Select every line holding the word "JSON" and copy it.

[Extracted records]
┄┄┄┄┄┄┄┄┄┄┄┄┄┄┄┄┄┄┄┄

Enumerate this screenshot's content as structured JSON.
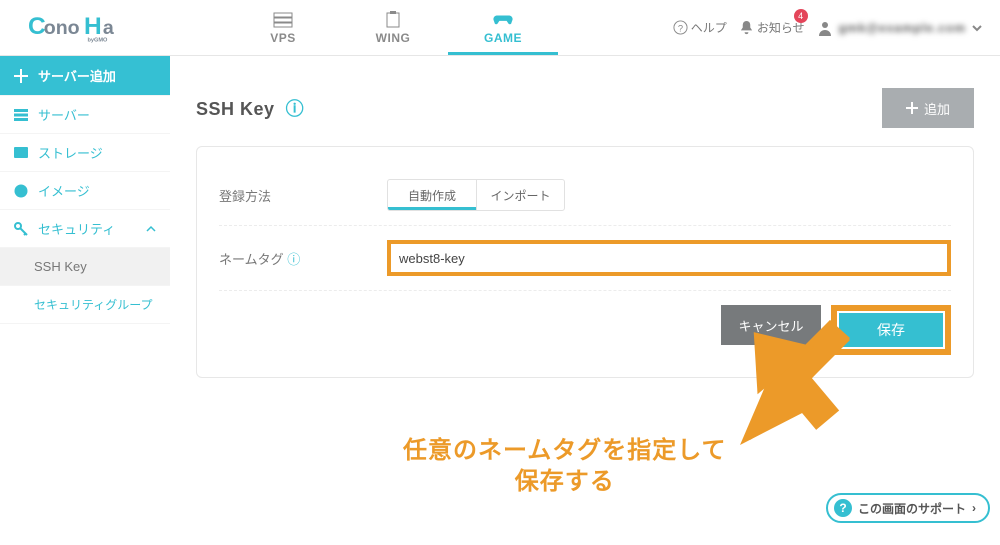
{
  "header": {
    "nav": [
      {
        "label": "VPS"
      },
      {
        "label": "WING"
      },
      {
        "label": "GAME"
      }
    ],
    "help": "ヘルプ",
    "notify": "お知らせ",
    "badge": "4",
    "user_masked": "gmk@example.com"
  },
  "sidebar": {
    "add_server": "サーバー追加",
    "items": [
      {
        "label": "サーバー"
      },
      {
        "label": "ストレージ"
      },
      {
        "label": "イメージ"
      },
      {
        "label": "セキュリティ"
      }
    ],
    "security_children": [
      {
        "label": "SSH Key"
      },
      {
        "label": "セキュリティグループ"
      }
    ]
  },
  "page": {
    "title": "SSH Key",
    "add_btn": "追加"
  },
  "form": {
    "reg_method_label": "登録方法",
    "tabs": {
      "auto": "自動作成",
      "import": "インポート"
    },
    "nametag_label": "ネームタグ",
    "nametag_value": "webst8-key",
    "cancel": "キャンセル",
    "save": "保存"
  },
  "annotation": {
    "line1": "任意のネームタグを指定して",
    "line2": "保存する"
  },
  "support": {
    "label": "この画面のサポート"
  }
}
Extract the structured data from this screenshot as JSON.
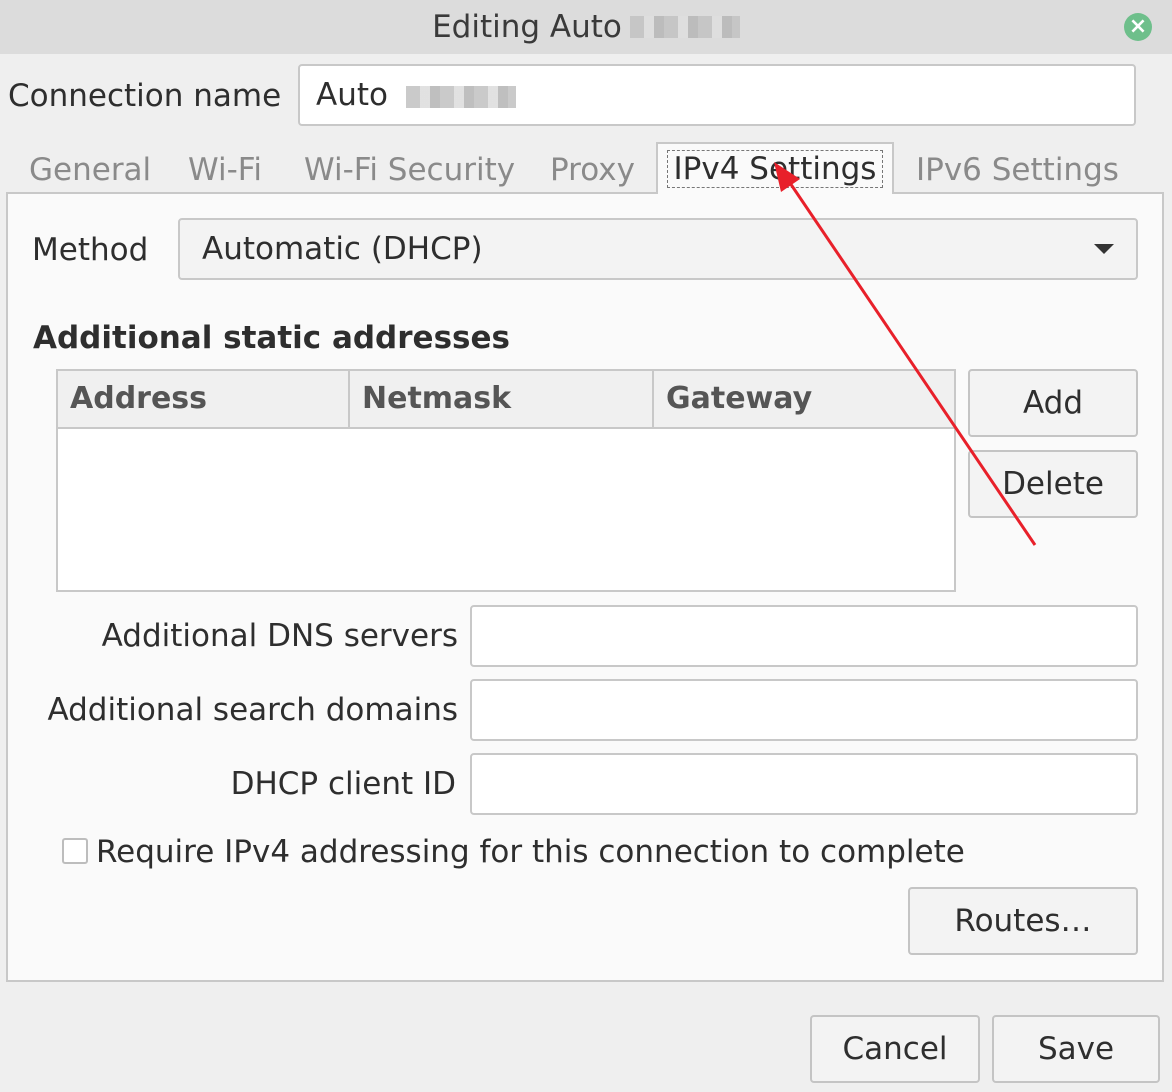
{
  "window": {
    "title": "Editing Auto"
  },
  "connection": {
    "label": "Connection name",
    "value": "Auto"
  },
  "tabs": [
    {
      "label": "General"
    },
    {
      "label": "Wi-Fi"
    },
    {
      "label": "Wi-Fi Security"
    },
    {
      "label": "Proxy"
    },
    {
      "label": "IPv4 Settings"
    },
    {
      "label": "IPv6 Settings"
    }
  ],
  "method": {
    "label": "Method",
    "value": "Automatic (DHCP)"
  },
  "static_addresses": {
    "title": "Additional static addresses",
    "columns": [
      "Address",
      "Netmask",
      "Gateway"
    ],
    "add_label": "Add",
    "delete_label": "Delete"
  },
  "fields": {
    "dns_label": "Additional DNS servers",
    "search_label": "Additional search domains",
    "dhcp_label": "DHCP client ID"
  },
  "require": {
    "label": "Require IPv4 addressing for this connection to complete"
  },
  "routes_label": "Routes…",
  "footer": {
    "cancel_label": "Cancel",
    "save_label": "Save"
  },
  "annotation": {
    "arrow_color": "#e8202a"
  }
}
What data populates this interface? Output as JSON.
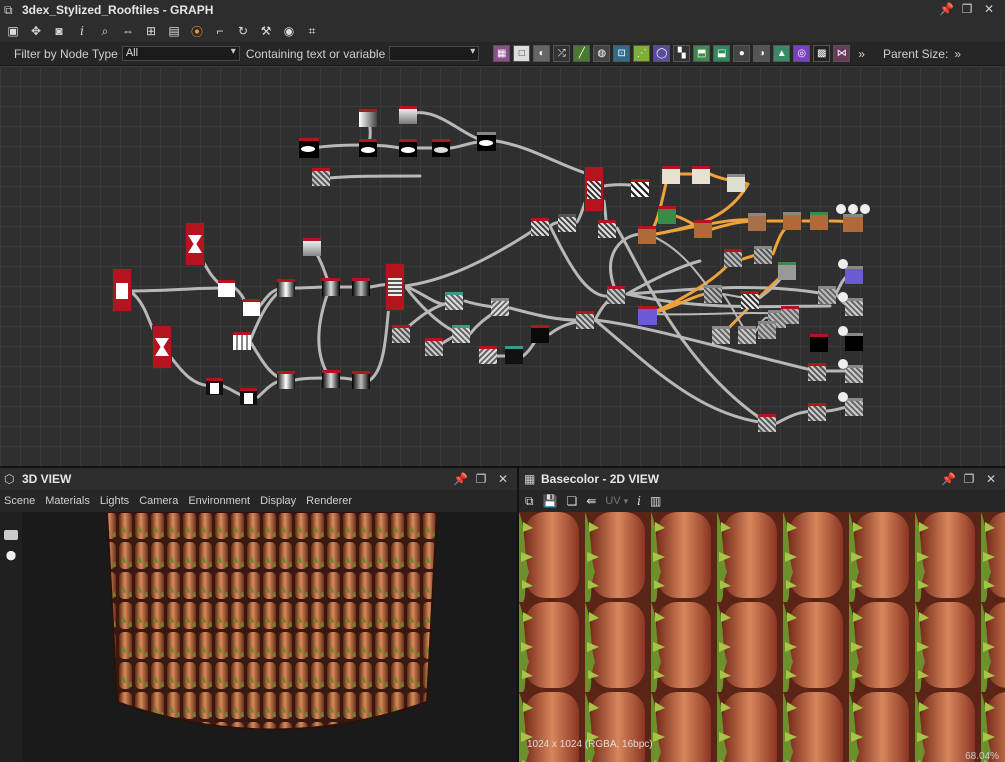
{
  "graph": {
    "title": "3dex_Stylized_Rooftiles - GRAPH",
    "filter_label": "Filter by Node Type",
    "filter_value": "All",
    "containing_label": "Containing text or variable",
    "containing_value": "",
    "parent_size_label": "Parent Size:",
    "more_glyph": "»"
  },
  "view3d": {
    "title": "3D VIEW",
    "menu": [
      "Scene",
      "Materials",
      "Lights",
      "Camera",
      "Environment",
      "Display",
      "Renderer"
    ]
  },
  "view2d": {
    "title": "Basecolor - 2D VIEW",
    "uv_label": "UV",
    "resolution": "1024 x 1024 (RGBA, 16bpc)",
    "zoom": "68.04%"
  },
  "colors": {
    "node_red": "#b3141d",
    "link_gray": "#b8b8b8",
    "link_orange": "#f0a23a",
    "accent_blue": "#5b6bd6"
  }
}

┄┄┄┄┄┄┄┄┄┄┄┄┄┄┄┄┄┄┄┄

▶ **RESULT OF THE EXERCISE**:
Enumerate this screenshot's content as structured JSON.
Extract the structured data from this screenshot as JSON.
What data populates this interface? Output as JSON.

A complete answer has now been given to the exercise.